►
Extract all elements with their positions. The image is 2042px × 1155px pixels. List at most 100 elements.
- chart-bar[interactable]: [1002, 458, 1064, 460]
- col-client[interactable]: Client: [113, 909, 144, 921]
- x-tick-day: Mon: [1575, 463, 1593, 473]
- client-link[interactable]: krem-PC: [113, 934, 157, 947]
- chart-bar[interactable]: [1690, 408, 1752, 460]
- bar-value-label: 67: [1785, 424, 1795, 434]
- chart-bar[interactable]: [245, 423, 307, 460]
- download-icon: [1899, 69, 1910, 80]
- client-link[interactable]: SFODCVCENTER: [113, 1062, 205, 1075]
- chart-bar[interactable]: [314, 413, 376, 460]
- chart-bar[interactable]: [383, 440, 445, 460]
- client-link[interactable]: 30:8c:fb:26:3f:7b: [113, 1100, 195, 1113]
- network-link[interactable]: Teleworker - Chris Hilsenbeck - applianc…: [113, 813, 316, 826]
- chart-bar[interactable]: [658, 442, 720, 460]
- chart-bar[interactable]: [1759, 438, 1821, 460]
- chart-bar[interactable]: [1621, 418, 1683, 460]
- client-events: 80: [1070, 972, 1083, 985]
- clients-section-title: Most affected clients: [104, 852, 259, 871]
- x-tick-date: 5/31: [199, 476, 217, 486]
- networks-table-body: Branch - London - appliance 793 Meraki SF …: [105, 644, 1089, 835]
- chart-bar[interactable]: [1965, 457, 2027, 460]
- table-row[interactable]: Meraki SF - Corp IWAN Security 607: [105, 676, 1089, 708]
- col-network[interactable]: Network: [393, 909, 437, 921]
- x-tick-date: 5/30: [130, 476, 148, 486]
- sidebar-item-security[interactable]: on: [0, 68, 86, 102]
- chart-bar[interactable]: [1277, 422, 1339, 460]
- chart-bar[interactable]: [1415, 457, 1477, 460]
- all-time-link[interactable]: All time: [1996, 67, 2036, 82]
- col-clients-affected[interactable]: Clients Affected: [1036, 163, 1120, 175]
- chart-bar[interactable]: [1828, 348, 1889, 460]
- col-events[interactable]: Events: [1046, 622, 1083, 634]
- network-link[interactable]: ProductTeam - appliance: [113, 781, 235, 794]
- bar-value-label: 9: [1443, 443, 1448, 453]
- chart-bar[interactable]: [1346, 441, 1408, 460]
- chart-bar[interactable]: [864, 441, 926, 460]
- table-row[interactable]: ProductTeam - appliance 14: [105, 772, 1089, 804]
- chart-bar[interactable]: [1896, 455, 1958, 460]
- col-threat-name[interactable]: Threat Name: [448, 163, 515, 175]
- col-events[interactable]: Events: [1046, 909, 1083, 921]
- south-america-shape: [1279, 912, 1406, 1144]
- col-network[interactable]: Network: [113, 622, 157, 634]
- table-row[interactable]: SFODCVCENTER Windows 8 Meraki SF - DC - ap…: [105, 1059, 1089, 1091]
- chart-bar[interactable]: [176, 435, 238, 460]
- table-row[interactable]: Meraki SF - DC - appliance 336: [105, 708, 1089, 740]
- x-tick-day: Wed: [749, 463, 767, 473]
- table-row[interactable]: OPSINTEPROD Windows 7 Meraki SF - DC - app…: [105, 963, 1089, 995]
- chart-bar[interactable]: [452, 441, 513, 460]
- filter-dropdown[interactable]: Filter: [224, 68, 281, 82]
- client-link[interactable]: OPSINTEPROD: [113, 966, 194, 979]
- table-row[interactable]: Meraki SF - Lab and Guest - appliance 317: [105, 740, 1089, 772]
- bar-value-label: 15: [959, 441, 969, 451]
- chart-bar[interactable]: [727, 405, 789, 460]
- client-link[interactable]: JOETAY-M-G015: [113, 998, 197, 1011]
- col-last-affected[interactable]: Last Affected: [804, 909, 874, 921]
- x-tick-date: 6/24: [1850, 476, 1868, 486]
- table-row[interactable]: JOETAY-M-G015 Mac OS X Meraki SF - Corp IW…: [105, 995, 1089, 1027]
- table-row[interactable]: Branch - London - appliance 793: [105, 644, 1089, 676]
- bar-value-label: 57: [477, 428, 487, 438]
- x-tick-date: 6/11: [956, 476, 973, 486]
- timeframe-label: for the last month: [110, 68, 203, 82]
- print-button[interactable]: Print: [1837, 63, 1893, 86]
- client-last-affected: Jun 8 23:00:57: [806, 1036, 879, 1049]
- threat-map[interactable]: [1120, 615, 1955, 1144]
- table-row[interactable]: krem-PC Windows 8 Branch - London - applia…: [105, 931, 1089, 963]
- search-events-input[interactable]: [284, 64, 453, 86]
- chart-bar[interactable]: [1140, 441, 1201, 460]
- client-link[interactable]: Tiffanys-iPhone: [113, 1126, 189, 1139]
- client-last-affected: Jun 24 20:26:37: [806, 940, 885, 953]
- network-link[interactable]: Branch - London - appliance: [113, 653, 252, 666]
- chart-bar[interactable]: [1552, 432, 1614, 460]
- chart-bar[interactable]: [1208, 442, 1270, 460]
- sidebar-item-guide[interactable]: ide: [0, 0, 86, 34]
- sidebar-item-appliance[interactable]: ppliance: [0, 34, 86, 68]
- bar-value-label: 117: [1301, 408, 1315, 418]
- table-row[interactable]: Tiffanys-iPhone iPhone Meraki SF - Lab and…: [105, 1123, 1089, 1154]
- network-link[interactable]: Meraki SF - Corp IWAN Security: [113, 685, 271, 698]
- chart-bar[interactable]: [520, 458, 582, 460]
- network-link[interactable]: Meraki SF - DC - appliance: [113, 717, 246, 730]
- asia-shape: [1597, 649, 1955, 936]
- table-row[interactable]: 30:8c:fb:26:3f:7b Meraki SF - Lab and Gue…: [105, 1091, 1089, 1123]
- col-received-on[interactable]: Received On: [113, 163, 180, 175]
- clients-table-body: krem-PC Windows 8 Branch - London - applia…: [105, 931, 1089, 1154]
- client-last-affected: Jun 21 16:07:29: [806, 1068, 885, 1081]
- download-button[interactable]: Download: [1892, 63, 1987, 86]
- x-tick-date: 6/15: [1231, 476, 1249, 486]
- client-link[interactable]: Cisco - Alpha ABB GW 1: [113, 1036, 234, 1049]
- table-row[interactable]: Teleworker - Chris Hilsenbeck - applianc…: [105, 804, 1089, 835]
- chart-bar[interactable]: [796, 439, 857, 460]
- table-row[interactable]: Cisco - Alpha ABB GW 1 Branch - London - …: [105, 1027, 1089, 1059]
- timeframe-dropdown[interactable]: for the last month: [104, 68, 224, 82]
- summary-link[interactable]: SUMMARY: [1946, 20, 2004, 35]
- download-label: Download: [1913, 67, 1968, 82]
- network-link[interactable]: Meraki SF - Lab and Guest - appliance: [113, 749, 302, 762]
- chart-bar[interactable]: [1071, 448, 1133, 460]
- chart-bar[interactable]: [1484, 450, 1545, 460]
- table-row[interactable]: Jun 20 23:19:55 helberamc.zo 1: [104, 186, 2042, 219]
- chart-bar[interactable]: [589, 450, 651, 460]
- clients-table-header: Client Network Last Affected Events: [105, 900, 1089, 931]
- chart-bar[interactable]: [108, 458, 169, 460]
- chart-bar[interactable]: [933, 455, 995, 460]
◄
REQUEST:
Copy out the rows above again, switching "Most affected clients" to "Top affected clients" and keeping everything else the same.

TASK OUTPUT:
Extract all elements with their positions. The image is 2042px × 1155px pixels. List at most 100 elements.
- chart-bar[interactable]: [1002, 458, 1064, 460]
- col-client[interactable]: Client: [113, 909, 144, 921]
- x-tick-day: Mon: [1575, 463, 1593, 473]
- client-link[interactable]: krem-PC: [113, 934, 157, 947]
- chart-bar[interactable]: [1690, 408, 1752, 460]
- bar-value-label: 67: [1785, 424, 1795, 434]
- chart-bar[interactable]: [245, 423, 307, 460]
- download-icon: [1899, 69, 1910, 80]
- client-link[interactable]: SFODCVCENTER: [113, 1062, 205, 1075]
- chart-bar[interactable]: [314, 413, 376, 460]
- chart-bar[interactable]: [383, 440, 445, 460]
- client-link[interactable]: 30:8c:fb:26:3f:7b: [113, 1100, 195, 1113]
- network-link[interactable]: Teleworker - Chris Hilsenbeck - applianc…: [113, 813, 316, 826]
- chart-bar[interactable]: [658, 442, 720, 460]
- chart-bar[interactable]: [1759, 438, 1821, 460]
- chart-bar[interactable]: [1621, 418, 1683, 460]
- client-events: 80: [1070, 972, 1083, 985]
- clients-section-title: Top affected clients: [104, 852, 259, 871]
- x-tick-date: 5/31: [199, 476, 217, 486]
- networks-table-body: Branch - London - appliance 793 Meraki SF …: [105, 644, 1089, 835]
- chart-bar[interactable]: [1965, 457, 2027, 460]
- table-row[interactable]: Meraki SF - Corp IWAN Security 607: [105, 676, 1089, 708]
- col-network[interactable]: Network: [393, 909, 437, 921]
- x-tick-date: 5/30: [130, 476, 148, 486]
- sidebar-item-security[interactable]: on: [0, 68, 86, 102]
- chart-bar[interactable]: [1277, 422, 1339, 460]
- chart-bar[interactable]: [1415, 457, 1477, 460]
- all-time-link[interactable]: All time: [1996, 67, 2036, 82]
- col-clients-affected[interactable]: Clients Affected: [1036, 163, 1120, 175]
- chart-bar[interactable]: [1828, 348, 1889, 460]
- col-events[interactable]: Events: [1046, 622, 1083, 634]
- network-link[interactable]: ProductTeam - appliance: [113, 781, 235, 794]
- bar-value-label: 9: [1443, 443, 1448, 453]
- chart-bar[interactable]: [1346, 441, 1408, 460]
- chart-bar[interactable]: [864, 441, 926, 460]
- table-row[interactable]: ProductTeam - appliance 14: [105, 772, 1089, 804]
- chart-bar[interactable]: [1896, 455, 1958, 460]
- col-threat-name[interactable]: Threat Name: [448, 163, 515, 175]
- col-events[interactable]: Events: [1046, 909, 1083, 921]
- south-america-shape: [1279, 912, 1406, 1144]
- col-network[interactable]: Network: [113, 622, 157, 634]
- table-row[interactable]: SFODCVCENTER Windows 8 Meraki SF - DC - ap…: [105, 1059, 1089, 1091]
- chart-bar[interactable]: [176, 435, 238, 460]
- table-row[interactable]: Meraki SF - DC - appliance 336: [105, 708, 1089, 740]
- x-tick-day: Wed: [749, 463, 767, 473]
- table-row[interactable]: OPSINTEPROD Windows 7 Meraki SF - DC - app…: [105, 963, 1089, 995]
- chart-bar[interactable]: [452, 441, 513, 460]
- filter-dropdown[interactable]: Filter: [224, 68, 281, 82]
- client-link[interactable]: OPSINTEPROD: [113, 966, 194, 979]
- table-row[interactable]: Meraki SF - Lab and Guest - appliance 317: [105, 740, 1089, 772]
- bar-value-label: 15: [959, 441, 969, 451]
- chart-bar[interactable]: [727, 405, 789, 460]
- client-link[interactable]: JOETAY-M-G015: [113, 998, 197, 1011]
- col-last-affected[interactable]: Last Affected: [804, 909, 874, 921]
- x-tick-date: 6/24: [1850, 476, 1868, 486]
- table-row[interactable]: JOETAY-M-G015 Mac OS X Meraki SF - Corp IW…: [105, 995, 1089, 1027]
- table-row[interactable]: Branch - London - appliance 793: [105, 644, 1089, 676]
- bar-value-label: 57: [477, 428, 487, 438]
- x-tick-date: 6/11: [956, 476, 973, 486]
- timeframe-label: for the last month: [110, 68, 203, 82]
- print-button[interactable]: Print: [1837, 63, 1893, 86]
- client-last-affected: Jun 8 23:00:57: [806, 1036, 879, 1049]
- threat-map[interactable]: [1120, 615, 1955, 1144]
- table-row[interactable]: krem-PC Windows 8 Branch - London - applia…: [105, 931, 1089, 963]
- search-events-input[interactable]: [284, 64, 453, 86]
- chart-bar[interactable]: [1140, 441, 1201, 460]
- client-link[interactable]: Tiffanys-iPhone: [113, 1126, 189, 1139]
- client-last-affected: Jun 24 20:26:37: [806, 940, 885, 953]
- network-link[interactable]: Branch - London - appliance: [113, 653, 252, 666]
- chart-bar[interactable]: [1552, 432, 1614, 460]
- chart-bar[interactable]: [1208, 442, 1270, 460]
- sidebar-item-guide[interactable]: ide: [0, 0, 86, 34]
- sidebar-item-appliance[interactable]: ppliance: [0, 34, 86, 68]
- bar-value-label: 117: [1301, 408, 1315, 418]
- table-row[interactable]: Tiffanys-iPhone iPhone Meraki SF - Lab and…: [105, 1123, 1089, 1154]
- network-link[interactable]: Meraki SF - Corp IWAN Security: [113, 685, 271, 698]
- chart-bar[interactable]: [520, 458, 582, 460]
- network-link[interactable]: Meraki SF - DC - appliance: [113, 717, 246, 730]
- asia-shape: [1597, 649, 1955, 936]
- table-row[interactable]: 30:8c:fb:26:3f:7b Meraki SF - Lab and Gue…: [105, 1091, 1089, 1123]
- col-received-on[interactable]: Received On: [113, 163, 180, 175]
- clients-table-body: krem-PC Windows 8 Branch - London - applia…: [105, 931, 1089, 1154]
- client-last-affected: Jun 21 16:07:29: [806, 1068, 885, 1081]
- download-button[interactable]: Download: [1892, 63, 1987, 86]
- x-tick-date: 6/15: [1231, 476, 1249, 486]
- client-link[interactable]: Cisco - Alpha ABB GW 1: [113, 1036, 234, 1049]
- table-row[interactable]: Teleworker - Chris Hilsenbeck - applianc…: [105, 804, 1089, 835]
- chart-bar[interactable]: [796, 439, 857, 460]
- table-row[interactable]: Cisco - Alpha ABB GW 1 Branch - London - …: [105, 1027, 1089, 1059]
- timeframe-dropdown[interactable]: for the last month: [104, 68, 224, 82]
- summary-link[interactable]: SUMMARY: [1946, 20, 2004, 35]
- download-label: Download: [1913, 67, 1968, 82]
- network-link[interactable]: Meraki SF - Lab and Guest - appliance: [113, 749, 302, 762]
- chart-bar[interactable]: [1071, 448, 1133, 460]
- chart-bar[interactable]: [1484, 450, 1545, 460]
- table-row[interactable]: Jun 20 23:19:55 helberamc.zo 1: [104, 186, 2042, 219]
- chart-bar[interactable]: [589, 450, 651, 460]
- clients-table-header: Client Network Last Affected Events: [105, 900, 1089, 931]
- chart-bar[interactable]: [108, 458, 169, 460]
- chart-bar[interactable]: [933, 455, 995, 460]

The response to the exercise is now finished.